### READING TEXT
# I can't believe I forgot the LIGA! sheesh!



## guado (Apr 30, 2007)

I decided to do some housecleaning on the cabinet to make some more room. 

I kinda forgot about an old pal while doing soo! I thought I should share! :redface:


----------



## cboor001 (Aug 6, 2008)

Nice looking box o' tobac brother... I bet they are awesome. Have heard great things about those babies...Thanks for the post.


----------



## amateurke (Mar 28, 2008)

How could you forget about something sweet like this?? :huh:


----------



## tobacmon (May 17, 2007)

That Ole pal does look sweet--Saw these when squid posted a while back and they looked good then and even look better now!


----------



## tonyricciardi (Apr 29, 2008)

The Liga Privada is one of my new favorites. I bought a box a few weeks ago and I've been working my wayt through them. It's a great smoke. I'm actually going to age a few to see how some time in the humi effects them.


----------



## guado (Apr 30, 2007)

I always put away boxes as soon I get them them. I never smoke out of them until a few months go by anyway. 

These cigars are AWESOME! I smoked a few of these before buying a box. These cigars have a nice high strength level but they are soo smooth you don't realize it till them end...and then WOOHOOO!!!


----------



## eggwhites (Apr 20, 2008)

That box is a work of art. Nice haul.


----------



## sofaman (Jun 20, 2007)

They look tasty!!! I have never tried them


----------



## jitzy (Jan 7, 2007)

I feel bad saying this but I was kinda put off of them cause they are drew estate but I keep hearing good things about them I will have to give them a shot


----------



## karmaz00 (Dec 5, 2007)

very nice


----------



## marquelcg (Jul 19, 2008)

you should be ashamed of yourself, nice box


----------



## guado (Apr 30, 2007)

jitzy said:


> I feel bad saying this but I was kinda put off of them cause they are drew estate but I keep hearing good things about them I will have to give them a shot


Nah man....drew estate can roll a REALLY good cigar. He just gets a bad rap from people like us! LOL


----------



## Redbeard (Aug 7, 2006)

woah those look awesome, i always enjoy seeing rad cigars ive never heard of before. let us know how they are man!!


----------



## big04deuce (May 16, 2008)

Had a sample of one and thought it was a nice smoke!!! Enjoy yours!!!


----------



## jitzy (Jan 7, 2007)

guado said:


> Nah man....drew estate can roll a REALLY good cigar. He just gets a bad rap from people like us! LOL


I have to say I used to like the early years he made


----------



## ngetal (Jul 6, 2008)

looks tasty! enjoy....


----------



## tonyricciardi (Apr 29, 2008)

jitzy said:


> I feel bad saying this but I was kinda put off of them cause they are drew estate but I keep hearing good things about them I will have to give them a shot


Jitz, I felt the same way until someone gave me one to try. I was blown away. I bought a box and I find myself dipping into it more and more. It's a great smoke. I'll send you a few


----------



## svb (Jan 12, 2008)

(Some records)
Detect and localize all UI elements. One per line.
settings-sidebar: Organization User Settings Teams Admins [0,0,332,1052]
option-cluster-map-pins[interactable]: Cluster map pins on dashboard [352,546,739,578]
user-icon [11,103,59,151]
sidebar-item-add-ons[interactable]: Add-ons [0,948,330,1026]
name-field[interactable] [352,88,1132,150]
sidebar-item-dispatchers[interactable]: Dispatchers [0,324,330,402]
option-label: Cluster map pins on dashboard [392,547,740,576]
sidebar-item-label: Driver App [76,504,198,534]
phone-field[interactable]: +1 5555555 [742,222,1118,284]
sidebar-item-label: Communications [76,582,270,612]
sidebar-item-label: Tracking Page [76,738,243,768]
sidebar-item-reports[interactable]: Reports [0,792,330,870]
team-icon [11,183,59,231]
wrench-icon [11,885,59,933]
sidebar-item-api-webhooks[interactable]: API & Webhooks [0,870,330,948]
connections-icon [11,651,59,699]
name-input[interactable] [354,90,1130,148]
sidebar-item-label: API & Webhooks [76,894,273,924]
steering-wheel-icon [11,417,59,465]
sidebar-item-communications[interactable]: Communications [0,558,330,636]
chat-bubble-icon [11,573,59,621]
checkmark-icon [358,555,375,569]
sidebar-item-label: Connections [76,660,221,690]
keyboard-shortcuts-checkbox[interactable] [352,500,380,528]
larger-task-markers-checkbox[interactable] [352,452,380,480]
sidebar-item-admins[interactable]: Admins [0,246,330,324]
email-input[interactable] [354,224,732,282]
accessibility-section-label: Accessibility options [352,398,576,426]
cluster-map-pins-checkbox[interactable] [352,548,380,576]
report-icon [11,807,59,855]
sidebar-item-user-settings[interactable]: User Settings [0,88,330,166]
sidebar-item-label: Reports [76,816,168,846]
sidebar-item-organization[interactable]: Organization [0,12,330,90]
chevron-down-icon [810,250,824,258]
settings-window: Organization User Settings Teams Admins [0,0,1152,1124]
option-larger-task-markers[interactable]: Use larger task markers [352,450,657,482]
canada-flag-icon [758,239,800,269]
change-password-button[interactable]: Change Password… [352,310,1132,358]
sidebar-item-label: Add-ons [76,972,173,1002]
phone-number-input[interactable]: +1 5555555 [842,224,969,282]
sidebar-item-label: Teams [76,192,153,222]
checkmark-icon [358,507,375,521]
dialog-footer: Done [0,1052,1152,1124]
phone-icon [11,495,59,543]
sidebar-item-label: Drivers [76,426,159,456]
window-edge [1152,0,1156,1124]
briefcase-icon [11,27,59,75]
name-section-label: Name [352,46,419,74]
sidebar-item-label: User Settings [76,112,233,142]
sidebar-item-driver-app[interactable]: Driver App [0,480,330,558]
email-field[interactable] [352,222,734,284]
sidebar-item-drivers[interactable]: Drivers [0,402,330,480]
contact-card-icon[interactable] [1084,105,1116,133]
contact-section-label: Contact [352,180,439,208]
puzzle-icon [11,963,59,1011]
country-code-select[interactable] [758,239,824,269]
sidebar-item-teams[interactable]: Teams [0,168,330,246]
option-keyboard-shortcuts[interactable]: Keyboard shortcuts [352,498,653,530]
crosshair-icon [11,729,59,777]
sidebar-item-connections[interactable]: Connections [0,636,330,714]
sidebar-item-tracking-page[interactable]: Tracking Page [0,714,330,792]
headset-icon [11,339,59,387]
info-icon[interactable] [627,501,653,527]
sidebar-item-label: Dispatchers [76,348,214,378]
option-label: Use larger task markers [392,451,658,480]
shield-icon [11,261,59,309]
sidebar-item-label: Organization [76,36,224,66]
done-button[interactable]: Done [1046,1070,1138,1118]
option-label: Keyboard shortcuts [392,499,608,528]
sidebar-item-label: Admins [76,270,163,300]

### REQUIRED WORK
1 – In the forum thread about the Liga Privada cigar box, list every username that appears as the author of more than one post.
2 – Continue the forum thread about the Liga Privada cigar box from where it stops.

### IN RESPONSE
1 – guado, tonyricciardi, jitzy

2 –
hows about we meet up this tuesday and share?!?!


----------



## DOZER (Sep 30, 2007)

Very nice!! Tasty smokes there!


----------



## jitzy (Jan 7, 2007)

tonyricciardi said:


> Jitz, I felt the same way until someone gave me one to try. I was blown away. I bought a box and I find myself dipping into it more and more. It's a great smoke. I'll send you a few


whos better than you:whoohoo:


----------



## Vic81 (Aug 2, 2008)

Nice find - kinda like putting on a winter jacket that has been stored all summer and finding a $50 in the pocket......


----------



## MikeGates (Aug 22, 2008)

They look absolutly delicious, great smokes!


----------



## happy1 (Jun 29, 2007)

Nice find..had one I wasn't overly thrilled but my sinus were messed up at the time


----------



## LkyLindy (Feb 1, 2008)

Always good to make a discovery like that


----------



## azpostal (Jul 12, 2008)

Nice discovery..they look very tasty


----------



## ct2eng (Jun 17, 2008)

Nice looking find


----------



## tobacmon (May 17, 2007)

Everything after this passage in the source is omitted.